Exercise description: Using the listing below, copy every line that mentions "chevron".

Records from a data collection

━━━━━━━━━━━━━━━━

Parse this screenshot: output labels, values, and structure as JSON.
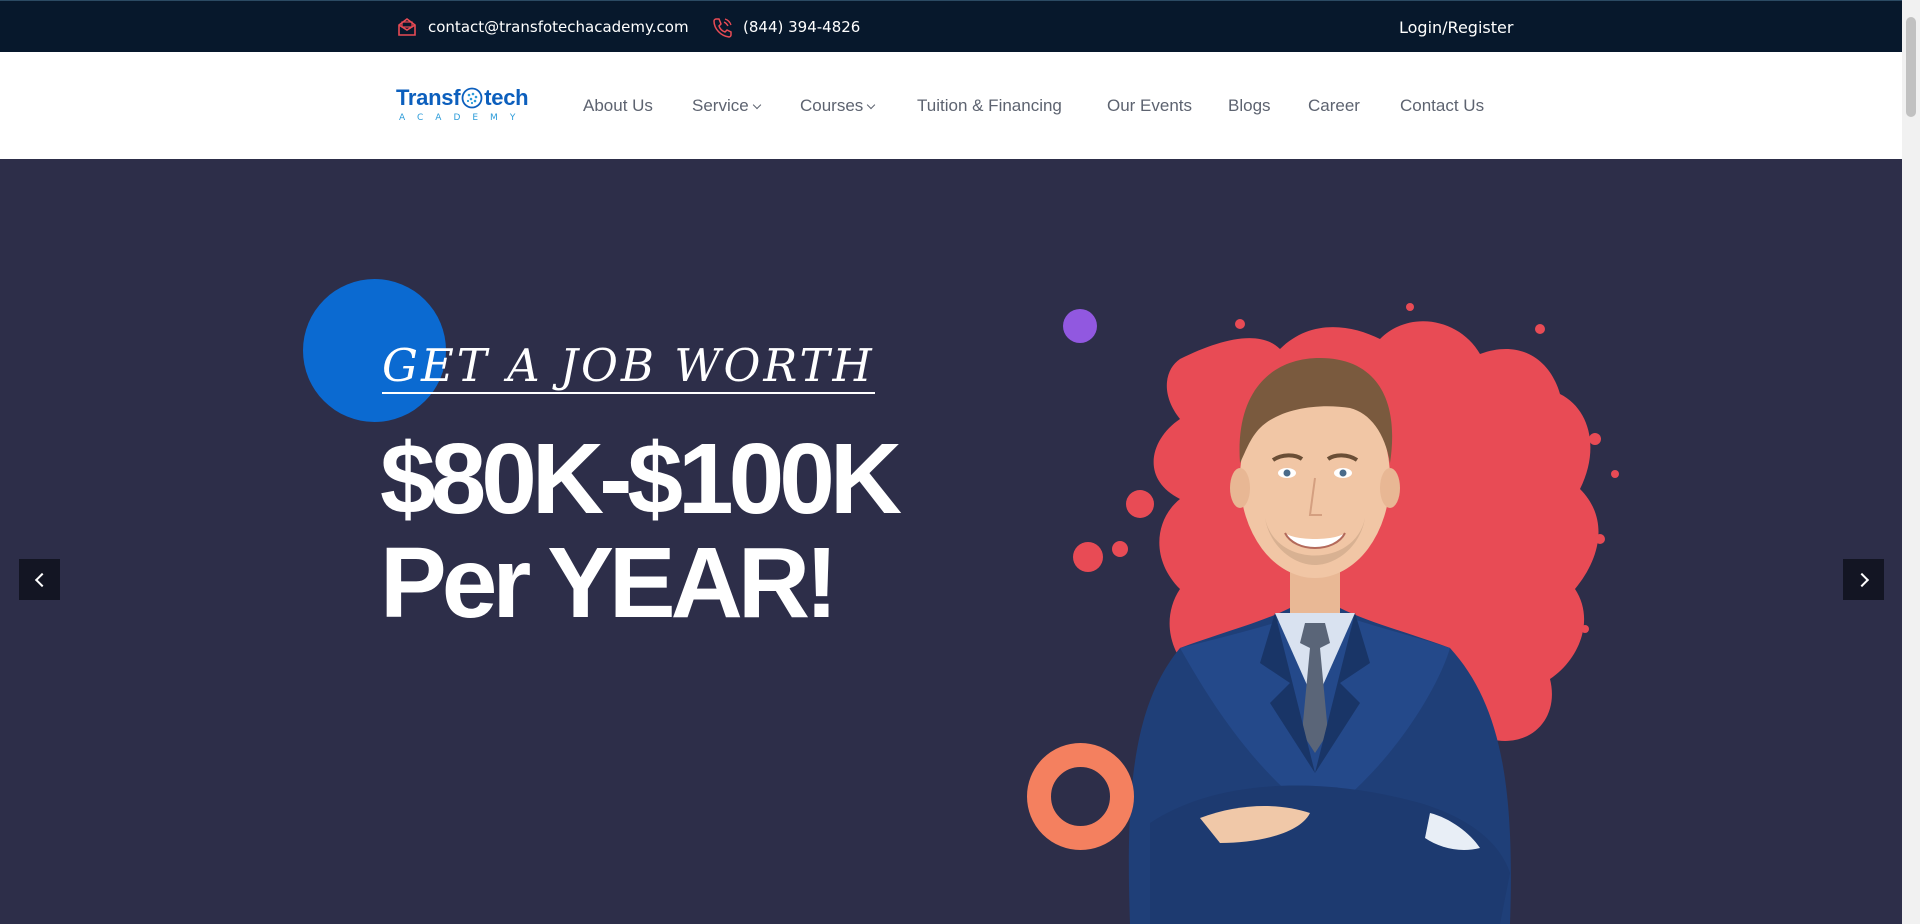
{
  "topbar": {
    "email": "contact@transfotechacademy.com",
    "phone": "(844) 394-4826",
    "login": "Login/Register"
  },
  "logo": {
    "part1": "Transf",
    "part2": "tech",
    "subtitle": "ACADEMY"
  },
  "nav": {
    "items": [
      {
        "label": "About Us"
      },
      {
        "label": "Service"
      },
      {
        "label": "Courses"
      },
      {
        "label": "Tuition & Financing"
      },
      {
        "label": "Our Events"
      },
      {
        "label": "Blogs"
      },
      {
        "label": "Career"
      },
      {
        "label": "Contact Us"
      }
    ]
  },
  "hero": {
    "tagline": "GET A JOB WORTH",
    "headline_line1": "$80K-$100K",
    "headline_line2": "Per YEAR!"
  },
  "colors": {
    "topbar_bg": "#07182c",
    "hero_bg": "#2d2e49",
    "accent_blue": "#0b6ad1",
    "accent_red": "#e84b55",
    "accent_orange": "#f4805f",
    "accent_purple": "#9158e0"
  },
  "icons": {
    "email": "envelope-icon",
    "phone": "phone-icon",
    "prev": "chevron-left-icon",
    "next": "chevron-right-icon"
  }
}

━━━━━━━━━━━━━━━━

Task response:
    "prev": "chevron-left-icon",
    "next": "chevron-right-icon"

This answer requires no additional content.